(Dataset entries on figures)
▼

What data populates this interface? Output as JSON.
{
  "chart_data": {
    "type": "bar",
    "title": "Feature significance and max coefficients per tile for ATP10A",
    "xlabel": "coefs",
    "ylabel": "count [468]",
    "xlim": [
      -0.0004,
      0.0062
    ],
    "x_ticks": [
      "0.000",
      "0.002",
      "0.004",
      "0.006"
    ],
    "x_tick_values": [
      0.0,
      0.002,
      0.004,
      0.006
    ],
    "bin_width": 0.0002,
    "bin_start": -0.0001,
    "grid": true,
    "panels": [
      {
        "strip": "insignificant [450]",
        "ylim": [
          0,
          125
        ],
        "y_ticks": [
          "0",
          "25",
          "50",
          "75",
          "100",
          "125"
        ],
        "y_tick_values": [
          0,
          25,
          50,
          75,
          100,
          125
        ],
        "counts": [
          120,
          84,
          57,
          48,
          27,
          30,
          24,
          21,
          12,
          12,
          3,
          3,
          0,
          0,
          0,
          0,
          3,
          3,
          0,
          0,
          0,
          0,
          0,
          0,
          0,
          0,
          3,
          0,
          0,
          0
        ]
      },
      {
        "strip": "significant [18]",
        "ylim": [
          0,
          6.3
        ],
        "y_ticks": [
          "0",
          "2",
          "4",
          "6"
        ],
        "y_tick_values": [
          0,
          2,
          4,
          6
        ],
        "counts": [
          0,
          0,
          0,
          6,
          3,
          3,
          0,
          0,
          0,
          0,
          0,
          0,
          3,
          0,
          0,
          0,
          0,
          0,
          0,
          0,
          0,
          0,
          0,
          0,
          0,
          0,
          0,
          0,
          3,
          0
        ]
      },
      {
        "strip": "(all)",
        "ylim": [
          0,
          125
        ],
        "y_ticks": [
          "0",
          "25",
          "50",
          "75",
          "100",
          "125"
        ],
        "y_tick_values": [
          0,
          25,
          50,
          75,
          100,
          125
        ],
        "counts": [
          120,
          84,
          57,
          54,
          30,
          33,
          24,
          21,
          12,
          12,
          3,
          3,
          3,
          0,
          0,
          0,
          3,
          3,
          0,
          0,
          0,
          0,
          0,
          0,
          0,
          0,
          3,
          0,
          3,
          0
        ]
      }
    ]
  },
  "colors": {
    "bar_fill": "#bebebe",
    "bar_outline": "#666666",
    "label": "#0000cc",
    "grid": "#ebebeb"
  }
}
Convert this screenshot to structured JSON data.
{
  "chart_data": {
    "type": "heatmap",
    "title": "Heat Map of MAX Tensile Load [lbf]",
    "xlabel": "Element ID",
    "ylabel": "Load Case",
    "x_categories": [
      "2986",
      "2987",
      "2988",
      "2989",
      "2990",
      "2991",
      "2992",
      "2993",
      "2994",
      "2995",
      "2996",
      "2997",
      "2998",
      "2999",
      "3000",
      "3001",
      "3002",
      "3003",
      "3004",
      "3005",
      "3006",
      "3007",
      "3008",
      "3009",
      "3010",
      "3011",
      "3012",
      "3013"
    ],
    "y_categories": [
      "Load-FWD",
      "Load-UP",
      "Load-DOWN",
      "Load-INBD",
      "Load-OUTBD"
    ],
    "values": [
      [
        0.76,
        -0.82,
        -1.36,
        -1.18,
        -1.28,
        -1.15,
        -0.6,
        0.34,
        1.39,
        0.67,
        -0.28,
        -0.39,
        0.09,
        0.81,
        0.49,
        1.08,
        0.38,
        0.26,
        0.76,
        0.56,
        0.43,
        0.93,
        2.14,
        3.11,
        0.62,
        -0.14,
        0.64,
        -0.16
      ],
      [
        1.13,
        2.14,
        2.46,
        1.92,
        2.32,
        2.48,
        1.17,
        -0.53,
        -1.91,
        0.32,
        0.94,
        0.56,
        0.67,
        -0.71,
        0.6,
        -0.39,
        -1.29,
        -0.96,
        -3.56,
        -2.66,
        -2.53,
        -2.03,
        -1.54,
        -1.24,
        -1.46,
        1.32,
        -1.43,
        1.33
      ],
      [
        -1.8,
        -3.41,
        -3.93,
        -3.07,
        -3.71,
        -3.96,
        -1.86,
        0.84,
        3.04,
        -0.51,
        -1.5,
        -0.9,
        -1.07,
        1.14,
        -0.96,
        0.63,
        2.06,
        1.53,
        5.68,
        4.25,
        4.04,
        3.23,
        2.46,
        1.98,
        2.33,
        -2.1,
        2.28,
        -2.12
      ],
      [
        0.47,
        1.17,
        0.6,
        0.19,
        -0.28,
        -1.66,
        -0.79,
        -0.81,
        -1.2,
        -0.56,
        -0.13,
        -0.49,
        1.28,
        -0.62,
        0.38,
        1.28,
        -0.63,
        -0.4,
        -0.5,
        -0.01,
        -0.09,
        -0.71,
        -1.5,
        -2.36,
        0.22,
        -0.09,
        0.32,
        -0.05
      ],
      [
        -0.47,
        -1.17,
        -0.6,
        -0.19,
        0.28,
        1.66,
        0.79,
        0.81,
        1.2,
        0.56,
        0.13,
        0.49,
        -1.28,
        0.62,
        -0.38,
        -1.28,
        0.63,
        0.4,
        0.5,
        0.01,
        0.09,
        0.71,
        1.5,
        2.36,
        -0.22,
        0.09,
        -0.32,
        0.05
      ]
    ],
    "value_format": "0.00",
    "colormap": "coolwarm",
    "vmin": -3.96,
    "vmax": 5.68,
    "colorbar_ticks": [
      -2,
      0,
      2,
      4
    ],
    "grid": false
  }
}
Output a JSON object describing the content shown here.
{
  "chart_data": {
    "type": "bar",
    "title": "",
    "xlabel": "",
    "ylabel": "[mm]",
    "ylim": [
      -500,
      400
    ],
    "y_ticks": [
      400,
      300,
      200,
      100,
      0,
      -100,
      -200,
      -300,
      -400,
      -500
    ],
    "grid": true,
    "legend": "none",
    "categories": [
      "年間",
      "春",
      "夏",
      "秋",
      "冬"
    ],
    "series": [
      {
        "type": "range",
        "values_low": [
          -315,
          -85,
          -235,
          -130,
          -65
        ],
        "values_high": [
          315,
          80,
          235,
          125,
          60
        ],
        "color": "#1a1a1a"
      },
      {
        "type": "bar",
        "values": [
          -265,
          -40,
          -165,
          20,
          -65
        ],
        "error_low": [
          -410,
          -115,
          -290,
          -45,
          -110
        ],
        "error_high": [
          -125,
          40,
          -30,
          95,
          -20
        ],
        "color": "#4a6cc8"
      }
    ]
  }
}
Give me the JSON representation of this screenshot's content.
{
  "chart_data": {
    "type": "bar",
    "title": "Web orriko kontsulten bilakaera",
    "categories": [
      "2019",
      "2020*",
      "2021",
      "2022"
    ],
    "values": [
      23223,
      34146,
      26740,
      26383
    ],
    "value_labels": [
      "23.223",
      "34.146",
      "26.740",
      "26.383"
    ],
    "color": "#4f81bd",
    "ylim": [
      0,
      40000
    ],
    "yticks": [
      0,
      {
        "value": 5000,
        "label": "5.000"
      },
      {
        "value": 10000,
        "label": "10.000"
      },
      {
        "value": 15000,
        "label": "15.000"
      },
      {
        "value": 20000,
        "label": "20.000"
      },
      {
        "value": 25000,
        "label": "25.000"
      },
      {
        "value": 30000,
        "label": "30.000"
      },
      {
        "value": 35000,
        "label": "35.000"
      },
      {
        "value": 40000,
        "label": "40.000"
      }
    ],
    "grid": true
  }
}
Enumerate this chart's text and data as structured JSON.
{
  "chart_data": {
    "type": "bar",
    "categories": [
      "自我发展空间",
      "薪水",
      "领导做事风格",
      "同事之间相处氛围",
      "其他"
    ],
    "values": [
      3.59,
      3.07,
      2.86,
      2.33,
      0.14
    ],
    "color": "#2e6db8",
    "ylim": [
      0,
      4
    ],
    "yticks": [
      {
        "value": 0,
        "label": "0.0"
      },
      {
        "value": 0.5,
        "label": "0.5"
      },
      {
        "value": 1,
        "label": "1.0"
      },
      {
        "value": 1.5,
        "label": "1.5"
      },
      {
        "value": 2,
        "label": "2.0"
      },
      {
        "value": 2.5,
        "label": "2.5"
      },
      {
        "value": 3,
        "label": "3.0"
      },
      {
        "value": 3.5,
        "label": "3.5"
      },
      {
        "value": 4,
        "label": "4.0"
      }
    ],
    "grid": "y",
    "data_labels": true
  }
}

▲

**Task directions:**
Copy each line of the listing that contains the string "JSON".

**Completed task:**
What data populates this interface? Output as JSON.
Convert this screenshot to structured JSON data.
Output a JSON object describing the content shown here.
Give me the JSON representation of this screenshot's content.
Enumerate this chart's text and data as structured JSON.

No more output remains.